:: Input rows

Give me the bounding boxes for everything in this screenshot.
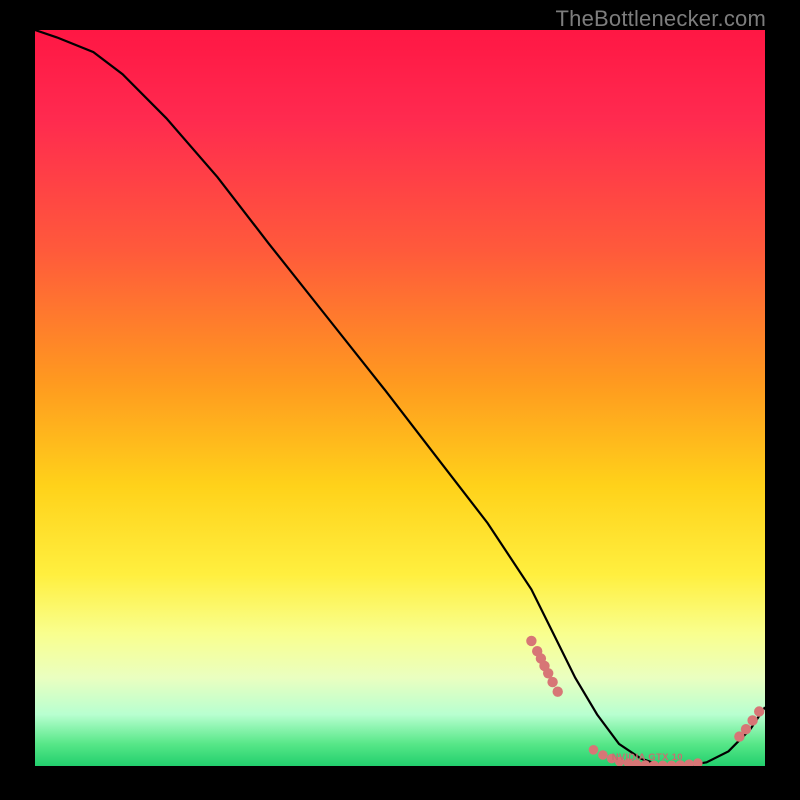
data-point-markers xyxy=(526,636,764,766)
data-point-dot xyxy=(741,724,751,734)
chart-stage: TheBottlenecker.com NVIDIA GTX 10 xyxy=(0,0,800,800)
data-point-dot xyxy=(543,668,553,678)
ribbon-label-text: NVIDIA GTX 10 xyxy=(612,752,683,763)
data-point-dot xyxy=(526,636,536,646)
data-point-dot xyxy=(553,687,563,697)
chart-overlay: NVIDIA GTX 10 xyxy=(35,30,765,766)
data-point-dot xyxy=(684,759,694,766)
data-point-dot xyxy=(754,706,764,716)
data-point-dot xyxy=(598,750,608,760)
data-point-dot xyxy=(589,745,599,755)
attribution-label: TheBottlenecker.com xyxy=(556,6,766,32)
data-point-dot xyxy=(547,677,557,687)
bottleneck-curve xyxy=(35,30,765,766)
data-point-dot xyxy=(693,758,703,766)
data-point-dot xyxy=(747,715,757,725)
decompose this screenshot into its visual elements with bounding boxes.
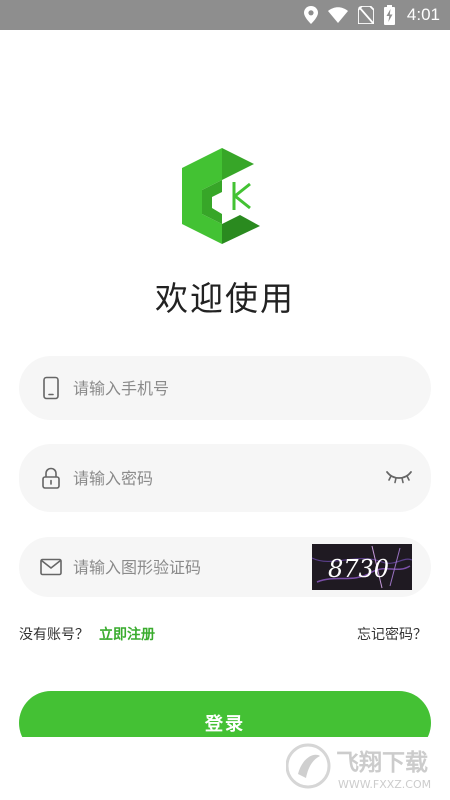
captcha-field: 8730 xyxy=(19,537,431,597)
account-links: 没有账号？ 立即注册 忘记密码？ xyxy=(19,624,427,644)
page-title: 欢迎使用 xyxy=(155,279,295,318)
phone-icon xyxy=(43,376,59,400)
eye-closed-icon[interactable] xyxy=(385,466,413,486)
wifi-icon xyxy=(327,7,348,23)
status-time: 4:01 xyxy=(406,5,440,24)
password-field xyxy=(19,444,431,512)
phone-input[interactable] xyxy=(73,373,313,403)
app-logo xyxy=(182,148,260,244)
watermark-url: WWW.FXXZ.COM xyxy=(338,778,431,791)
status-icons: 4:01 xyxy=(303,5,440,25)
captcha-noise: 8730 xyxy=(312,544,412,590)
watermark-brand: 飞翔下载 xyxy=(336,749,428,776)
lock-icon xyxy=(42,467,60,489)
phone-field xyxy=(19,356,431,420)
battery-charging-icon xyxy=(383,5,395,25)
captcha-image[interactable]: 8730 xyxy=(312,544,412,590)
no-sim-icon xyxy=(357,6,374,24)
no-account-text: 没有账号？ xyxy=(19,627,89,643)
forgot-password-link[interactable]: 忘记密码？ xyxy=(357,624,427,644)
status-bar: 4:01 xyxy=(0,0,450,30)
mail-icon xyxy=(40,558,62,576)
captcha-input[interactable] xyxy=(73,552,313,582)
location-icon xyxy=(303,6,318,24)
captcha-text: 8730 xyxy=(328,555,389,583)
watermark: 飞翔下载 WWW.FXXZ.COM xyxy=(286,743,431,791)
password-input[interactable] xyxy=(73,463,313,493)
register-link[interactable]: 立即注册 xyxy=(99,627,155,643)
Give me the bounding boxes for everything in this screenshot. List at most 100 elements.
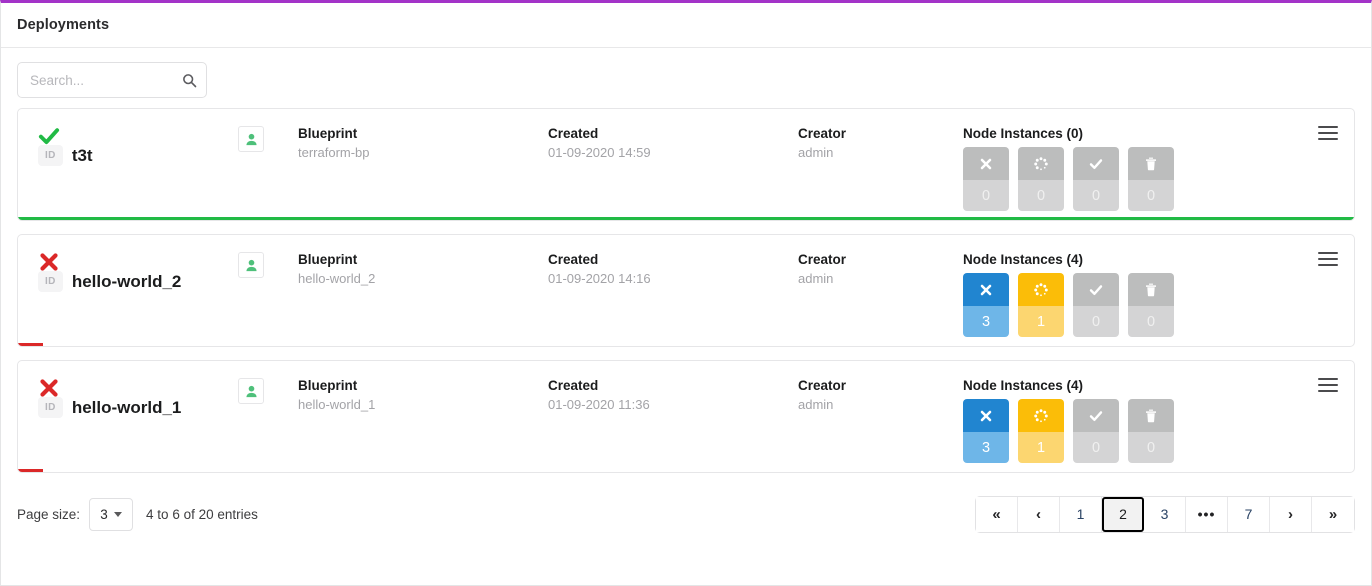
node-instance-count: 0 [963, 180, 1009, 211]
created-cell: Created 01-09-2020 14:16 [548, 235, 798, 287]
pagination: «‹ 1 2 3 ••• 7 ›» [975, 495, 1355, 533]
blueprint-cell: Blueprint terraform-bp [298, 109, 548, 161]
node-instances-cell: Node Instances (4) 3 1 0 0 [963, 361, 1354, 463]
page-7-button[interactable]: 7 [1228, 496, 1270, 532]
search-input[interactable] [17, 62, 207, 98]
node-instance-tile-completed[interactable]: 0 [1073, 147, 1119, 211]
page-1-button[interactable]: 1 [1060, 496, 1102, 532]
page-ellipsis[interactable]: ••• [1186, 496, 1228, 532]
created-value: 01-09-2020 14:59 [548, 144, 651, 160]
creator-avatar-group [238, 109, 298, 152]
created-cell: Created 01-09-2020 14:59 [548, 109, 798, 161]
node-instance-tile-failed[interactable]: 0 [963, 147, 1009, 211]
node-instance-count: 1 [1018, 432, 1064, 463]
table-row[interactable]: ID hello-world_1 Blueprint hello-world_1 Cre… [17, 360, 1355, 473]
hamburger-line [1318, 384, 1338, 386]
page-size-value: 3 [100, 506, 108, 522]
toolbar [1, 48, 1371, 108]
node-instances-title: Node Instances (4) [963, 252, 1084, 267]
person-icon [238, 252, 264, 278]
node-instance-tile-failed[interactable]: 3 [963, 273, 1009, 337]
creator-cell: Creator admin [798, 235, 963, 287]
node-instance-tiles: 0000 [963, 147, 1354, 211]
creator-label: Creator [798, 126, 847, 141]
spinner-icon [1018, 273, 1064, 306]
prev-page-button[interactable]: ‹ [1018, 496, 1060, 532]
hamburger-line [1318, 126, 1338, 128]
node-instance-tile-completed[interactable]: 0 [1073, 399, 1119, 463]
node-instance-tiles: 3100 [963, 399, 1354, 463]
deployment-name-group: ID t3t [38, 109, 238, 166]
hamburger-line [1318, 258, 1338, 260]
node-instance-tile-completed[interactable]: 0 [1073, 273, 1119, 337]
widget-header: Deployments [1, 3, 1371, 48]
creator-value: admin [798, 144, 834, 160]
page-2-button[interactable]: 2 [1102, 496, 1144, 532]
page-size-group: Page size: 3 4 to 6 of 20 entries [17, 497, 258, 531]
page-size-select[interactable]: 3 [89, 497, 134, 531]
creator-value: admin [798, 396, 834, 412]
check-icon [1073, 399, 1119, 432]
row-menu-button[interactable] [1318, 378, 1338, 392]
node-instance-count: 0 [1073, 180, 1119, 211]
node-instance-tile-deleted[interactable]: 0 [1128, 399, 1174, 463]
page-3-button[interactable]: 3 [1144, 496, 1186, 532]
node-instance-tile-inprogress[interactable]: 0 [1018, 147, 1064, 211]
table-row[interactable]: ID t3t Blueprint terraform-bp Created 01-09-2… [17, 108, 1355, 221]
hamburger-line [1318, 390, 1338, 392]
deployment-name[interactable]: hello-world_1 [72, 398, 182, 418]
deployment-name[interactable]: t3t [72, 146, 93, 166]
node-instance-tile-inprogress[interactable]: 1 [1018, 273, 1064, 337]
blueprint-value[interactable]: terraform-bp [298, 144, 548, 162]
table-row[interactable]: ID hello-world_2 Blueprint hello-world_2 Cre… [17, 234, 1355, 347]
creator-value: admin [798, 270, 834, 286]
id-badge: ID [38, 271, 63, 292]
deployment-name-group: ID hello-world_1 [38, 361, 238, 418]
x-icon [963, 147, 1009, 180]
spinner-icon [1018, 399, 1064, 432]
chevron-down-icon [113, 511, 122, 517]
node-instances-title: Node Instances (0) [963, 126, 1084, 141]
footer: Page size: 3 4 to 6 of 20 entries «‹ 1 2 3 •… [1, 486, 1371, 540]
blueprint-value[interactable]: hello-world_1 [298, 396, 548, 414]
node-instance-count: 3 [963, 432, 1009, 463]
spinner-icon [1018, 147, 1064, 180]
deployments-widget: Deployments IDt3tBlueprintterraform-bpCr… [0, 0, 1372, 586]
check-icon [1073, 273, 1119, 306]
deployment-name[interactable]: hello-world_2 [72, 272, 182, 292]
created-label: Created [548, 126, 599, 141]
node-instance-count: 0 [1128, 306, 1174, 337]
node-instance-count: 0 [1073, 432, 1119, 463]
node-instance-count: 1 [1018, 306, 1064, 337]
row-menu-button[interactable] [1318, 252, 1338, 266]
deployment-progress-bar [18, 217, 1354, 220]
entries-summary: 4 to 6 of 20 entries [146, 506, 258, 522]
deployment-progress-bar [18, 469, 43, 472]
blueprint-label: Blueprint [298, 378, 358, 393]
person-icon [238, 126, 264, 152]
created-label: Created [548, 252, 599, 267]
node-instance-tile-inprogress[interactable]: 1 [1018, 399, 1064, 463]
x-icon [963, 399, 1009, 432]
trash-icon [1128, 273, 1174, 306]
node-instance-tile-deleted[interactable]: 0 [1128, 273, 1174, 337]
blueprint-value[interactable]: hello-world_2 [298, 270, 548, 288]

::::

Exercise prompt:
Copy the records from the line holding "captcha-field: 8730 xyxy=(19,537,431,597)" through the line holding "password-field xyxy=(19,444,431,512)", including both of those lines, with nothing else.

Response to this task:
captcha-field: 8730 xyxy=(19,537,431,597)
account-links: 没有账号？ 立即注册 忘记密码？ xyxy=(19,624,427,644)
page-title: 欢迎使用 xyxy=(155,279,295,318)
phone-icon xyxy=(43,376,59,400)
eye-closed-icon[interactable] xyxy=(385,466,413,486)
wifi-icon xyxy=(327,7,348,23)
status-time: 4:01 xyxy=(406,5,440,24)
password-field xyxy=(19,444,431,512)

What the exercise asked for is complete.